» Document passage
■ ■ ■

Drive your sales performance with problem identification, not mere problem solving. Instead of jumping straight into problem-solving mode, take a step back to identify the root cause of the issue. “This is the third kettle I’ve bought from you and it has also blown!” the fuming customer explodes. “Something is wrong with your kettles. I want a refund.” Repeating for the third time that no-one else has complained, you have a no-refund policy and he best try a different one is solving a problem. Getting into problem identification mode is more productive.

Try, “I’m so sorry to hear that. Merely giving you a fourth kettle may not be useful. I’m curious to find out why this is happening because all the other customers really like it. Is that OK?” And guess what? Turns out the problem is not the kettle but the borehole water he uses. Armed with this insight, you then sell him a kettle designed to boil borehole water.

Now, at the very first purchase, to the statement, “I want to buy an electric kettle,” if you had asked, “May I know the kind of water you use? It will help me identify a suitable kettle,” you’d be having a contented advocate and not have to handle an angry customer.

problem identification or problem solving

Uses of Problem Identification: A Game-Changer in Sales

Problem identification is the unsung hero of salesmanship, often overshadowed by the allure of problem-solving. Yet, in the labyrinth of consumer needs and desires, it is the keen ability to identify problems that sets successful salespeople and business owners apart. According to one survey, 67% of successful sales professionals attribute their success to their ability to identify customer pain points effectively. For example, in the opening scene, most likely it’s not a drill he wants but a hole in the wall. And further probing may reveal it’s really hanging picture he wants. With this revelation, you may solve his actual problem by inviting him to consider buying non-intrusive stick-on hooks instead. “They even come in different colours that can complement the colours on your wall.”

Here’s another more complex instance. The prospect says, “We have a $60,000 engagement for a technical architecture development for an application we are starting to build.” Blinded by zinging dollar signs, problem solving excitedly says, “Sure. We can do it.” And then it is immediately equated to the competition. It is commoditized. But problem identification, asks, “Why?” and continues to drill down until the actual reason emerges: “We need the best system for investment banks in the industry.” And the price tag? $6,000,000.

Read: Seek first to understand, not to close

Practical Strategies: Mastering the art of pinpointing customer pain points

In the world of sales, problem identification isn’t just about spotting issues; it’s about empathizing with customers, understanding their needs, and anticipating their actual pain points before they even vocalize them. You see, like a patient, customers don’t know their problem. When you merely solve their symptoms, you inadvertently energize this position. That is mediocre salesmanship and in the long run will come back to bite you. How? When the angry customer, feeling betrayed, accuses you of deliberately not telling him the problem was with his water and not the kettle, for the sake of more sales.  It will not matter that you didn’t know. You (and your store) will be at fault.

Read: Sellers must be good advisors if customer is to be king

Unlocking Opportunities: Benefits of problem identification

In conclusion, while problem-solving is essential, problem identification reigns supreme in the realm of salesmanship. To boost your sales, solve problems identified, not shared. By mastering the art of pinpointing customer pain points, sales professionals can unlock new opportunities, foster stronger relationships, and drive business growth. So, ask yourself: Are you merely solving problems, or are you uncovering opportunities through problem identification?

■ ■ ■

Document layout analysis data:
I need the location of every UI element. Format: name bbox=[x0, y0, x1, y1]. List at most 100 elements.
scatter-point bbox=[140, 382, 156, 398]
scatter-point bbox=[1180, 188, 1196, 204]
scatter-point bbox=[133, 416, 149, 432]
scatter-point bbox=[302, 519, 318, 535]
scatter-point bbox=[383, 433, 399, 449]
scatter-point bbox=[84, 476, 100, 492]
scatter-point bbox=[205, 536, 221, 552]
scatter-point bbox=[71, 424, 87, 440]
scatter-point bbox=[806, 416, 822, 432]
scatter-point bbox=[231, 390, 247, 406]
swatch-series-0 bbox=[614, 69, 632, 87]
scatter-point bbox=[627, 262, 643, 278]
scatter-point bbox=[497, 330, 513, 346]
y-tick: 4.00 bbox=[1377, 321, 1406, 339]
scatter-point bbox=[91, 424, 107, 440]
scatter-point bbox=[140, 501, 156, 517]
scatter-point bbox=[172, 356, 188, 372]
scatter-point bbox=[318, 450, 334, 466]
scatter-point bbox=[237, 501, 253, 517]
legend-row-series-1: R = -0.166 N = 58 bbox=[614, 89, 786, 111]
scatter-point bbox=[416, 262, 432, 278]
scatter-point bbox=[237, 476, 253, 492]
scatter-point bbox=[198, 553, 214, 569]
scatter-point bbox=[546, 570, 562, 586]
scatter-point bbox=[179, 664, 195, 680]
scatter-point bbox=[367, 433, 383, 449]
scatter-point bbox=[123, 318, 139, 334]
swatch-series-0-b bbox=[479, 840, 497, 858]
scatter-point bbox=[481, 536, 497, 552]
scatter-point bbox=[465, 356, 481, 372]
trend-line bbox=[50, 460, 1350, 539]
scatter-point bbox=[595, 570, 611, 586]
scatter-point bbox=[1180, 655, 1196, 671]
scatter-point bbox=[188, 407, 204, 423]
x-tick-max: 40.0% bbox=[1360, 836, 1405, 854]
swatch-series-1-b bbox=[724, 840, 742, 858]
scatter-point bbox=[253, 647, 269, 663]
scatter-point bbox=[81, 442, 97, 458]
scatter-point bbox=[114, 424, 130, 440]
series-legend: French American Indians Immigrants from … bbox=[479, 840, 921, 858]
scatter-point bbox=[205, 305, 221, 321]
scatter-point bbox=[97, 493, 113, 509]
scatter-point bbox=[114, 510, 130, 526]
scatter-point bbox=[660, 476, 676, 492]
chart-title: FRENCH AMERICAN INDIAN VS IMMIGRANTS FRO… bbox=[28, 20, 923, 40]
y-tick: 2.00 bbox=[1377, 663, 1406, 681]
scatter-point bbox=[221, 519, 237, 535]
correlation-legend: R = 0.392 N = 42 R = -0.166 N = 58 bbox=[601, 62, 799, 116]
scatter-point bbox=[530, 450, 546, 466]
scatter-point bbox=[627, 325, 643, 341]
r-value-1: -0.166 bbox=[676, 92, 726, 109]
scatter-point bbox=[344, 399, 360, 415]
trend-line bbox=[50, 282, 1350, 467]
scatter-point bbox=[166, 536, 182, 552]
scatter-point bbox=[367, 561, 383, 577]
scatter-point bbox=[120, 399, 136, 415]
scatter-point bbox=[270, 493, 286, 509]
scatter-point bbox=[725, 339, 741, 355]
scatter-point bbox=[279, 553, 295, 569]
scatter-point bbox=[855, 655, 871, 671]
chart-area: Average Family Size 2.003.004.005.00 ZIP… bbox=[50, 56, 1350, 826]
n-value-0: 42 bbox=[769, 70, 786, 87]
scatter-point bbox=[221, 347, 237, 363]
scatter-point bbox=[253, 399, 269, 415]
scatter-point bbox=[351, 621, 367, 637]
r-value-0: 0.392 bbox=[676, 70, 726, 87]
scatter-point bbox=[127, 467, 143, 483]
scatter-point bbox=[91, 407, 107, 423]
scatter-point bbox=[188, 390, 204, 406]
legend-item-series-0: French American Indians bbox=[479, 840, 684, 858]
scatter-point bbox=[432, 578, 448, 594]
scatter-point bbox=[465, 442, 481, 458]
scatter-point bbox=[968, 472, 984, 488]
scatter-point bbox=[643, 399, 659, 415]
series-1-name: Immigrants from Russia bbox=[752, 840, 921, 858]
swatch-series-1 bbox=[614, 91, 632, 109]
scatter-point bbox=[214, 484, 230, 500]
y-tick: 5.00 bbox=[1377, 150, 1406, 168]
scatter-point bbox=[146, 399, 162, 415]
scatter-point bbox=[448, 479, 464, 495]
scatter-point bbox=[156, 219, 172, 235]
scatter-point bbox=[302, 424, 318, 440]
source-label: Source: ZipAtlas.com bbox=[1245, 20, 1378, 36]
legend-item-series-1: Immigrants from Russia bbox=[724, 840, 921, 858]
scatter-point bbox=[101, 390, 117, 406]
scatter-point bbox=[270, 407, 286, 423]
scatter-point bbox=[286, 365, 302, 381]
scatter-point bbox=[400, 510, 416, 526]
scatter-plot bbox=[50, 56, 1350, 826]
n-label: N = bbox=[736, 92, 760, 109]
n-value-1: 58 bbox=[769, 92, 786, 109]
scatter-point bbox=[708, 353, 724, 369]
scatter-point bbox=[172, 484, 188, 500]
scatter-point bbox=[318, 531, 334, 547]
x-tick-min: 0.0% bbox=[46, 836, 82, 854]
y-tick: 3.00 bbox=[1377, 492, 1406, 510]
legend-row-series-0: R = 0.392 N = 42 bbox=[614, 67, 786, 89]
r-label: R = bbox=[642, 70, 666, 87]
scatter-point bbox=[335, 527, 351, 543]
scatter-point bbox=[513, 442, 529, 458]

■ ■ ■

» About this exercise
According to the article on problem identification in sales, what percentage of successful sales professionals credit their success to identifying customer pain points effectively?

» Response
67%